**Given task:** Each entry below is to be extracted exactly.

(Extracted data entries)
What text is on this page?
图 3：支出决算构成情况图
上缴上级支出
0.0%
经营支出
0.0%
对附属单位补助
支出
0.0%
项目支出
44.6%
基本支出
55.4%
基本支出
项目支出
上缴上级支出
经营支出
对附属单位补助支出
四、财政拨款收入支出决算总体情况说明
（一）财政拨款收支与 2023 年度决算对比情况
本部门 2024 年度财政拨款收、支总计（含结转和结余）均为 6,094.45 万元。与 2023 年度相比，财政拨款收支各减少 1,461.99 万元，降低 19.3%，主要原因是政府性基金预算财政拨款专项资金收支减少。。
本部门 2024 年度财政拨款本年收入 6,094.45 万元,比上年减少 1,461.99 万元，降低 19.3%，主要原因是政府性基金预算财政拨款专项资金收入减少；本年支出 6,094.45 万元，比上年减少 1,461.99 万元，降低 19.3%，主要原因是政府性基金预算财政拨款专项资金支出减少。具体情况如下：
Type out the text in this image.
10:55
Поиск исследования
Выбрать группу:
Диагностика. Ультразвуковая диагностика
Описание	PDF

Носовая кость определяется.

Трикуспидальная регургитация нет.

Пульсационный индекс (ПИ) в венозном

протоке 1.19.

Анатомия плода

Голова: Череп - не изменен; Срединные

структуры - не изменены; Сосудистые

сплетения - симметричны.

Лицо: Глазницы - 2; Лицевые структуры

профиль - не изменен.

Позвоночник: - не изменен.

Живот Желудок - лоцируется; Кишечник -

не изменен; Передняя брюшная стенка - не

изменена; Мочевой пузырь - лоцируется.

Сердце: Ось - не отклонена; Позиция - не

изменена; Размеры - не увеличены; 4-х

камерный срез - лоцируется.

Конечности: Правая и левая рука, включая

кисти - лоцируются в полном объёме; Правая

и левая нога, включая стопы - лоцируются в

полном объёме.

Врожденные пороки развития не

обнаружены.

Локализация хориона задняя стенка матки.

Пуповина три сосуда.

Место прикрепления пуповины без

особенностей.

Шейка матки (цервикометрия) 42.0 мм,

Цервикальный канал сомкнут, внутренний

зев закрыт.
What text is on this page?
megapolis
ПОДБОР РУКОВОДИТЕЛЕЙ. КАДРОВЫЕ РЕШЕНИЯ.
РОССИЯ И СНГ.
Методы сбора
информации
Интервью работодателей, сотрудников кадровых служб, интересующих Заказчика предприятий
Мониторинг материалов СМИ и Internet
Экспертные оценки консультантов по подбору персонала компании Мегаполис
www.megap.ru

**Right answer:**
What text is on this page?
图 3：支出决算构成情况图
上缴上级支出
0.0%
经营支出
0.0%
对附属单位补助
支出
0.0%
项目支出
44.6%
基本支出
55.4%
基本支出
项目支出
上缴上级支出
经营支出
对附属单位补助支出
四、财政拨款收入支出决算总体情况说明
（一）财政拨款收支与 2023 年度决算对比情况
本部门 2024 年度财政拨款收、支总计（含结转和结余）均为 6,094.45 万元。与 2023 年度相比，财政拨款收支各减少 1,461.99 万元，降低 19.3%，主要原因是政府性基金预算财政拨款专项资金收支减少。。
本部门 2024 年度财政拨款本年收入 6,094.45 万元,比上年减少 1,461.99 万元，降低 19.3%，主要原因是政府性基金预算财政拨款专项资金收入减少；本年支出 6,094.45 万元，比上年减少 1,461.99 万元，降低 19.3%，主要原因是政府性基金预算财政拨款专项资金支出减少。具体情况如下：
Type out the text in this image.
10:55
Поиск исследования
Выбрать группу:
Диагностика. Ультразвуковая диагностика
Описание	PDF

Носовая кость определяется.

Трикуспидальная регургитация нет.

Пульсационный индекс (ПИ) в венозном

протоке 1.19.

Анатомия плода

Голова: Череп - не изменен; Срединные

структуры - не изменены; Сосудистые

сплетения - симметричны.

Лицо: Глазницы - 2; Лицевые структуры

профиль - не изменен.

Позвоночник: - не изменен.

Живот Желудок - лоцируется; Кишечник -

не изменен; Передняя брюшная стенка - не

изменена; Мочевой пузырь - лоцируется.

Сердце: Ось - не отклонена; Позиция - не

изменена; Размеры - не увеличены; 4-х

камерный срез - лоцируется.

Конечности: Правая и левая рука, включая

кисти - лоцируются в полном объёме; Правая

и левая нога, включая стопы - лоцируются в

полном объёме.

Врожденные пороки развития не

обнаружены.

Локализация хориона задняя стенка матки.

Пуповина три сосуда.

Место прикрепления пуповины без

особенностей.

Шейка матки (цервикометрия) 42.0 мм,

Цервикальный канал сомкнут, внутренний

зев закрыт.
What text is on this page?
megapolis
ПОДБОР РУКОВОДИТЕЛЕЙ. КАДРОВЫЕ РЕШЕНИЯ.
РОССИЯ И СНГ.
Методы сбора
информации
Интервью работодателей, сотрудников кадровых служб, интересующих Заказчика предприятий
Мониторинг материалов СМИ и Internet
Экспертные оценки консультантов по подбору персонала компании Мегаполис
www.megap.ru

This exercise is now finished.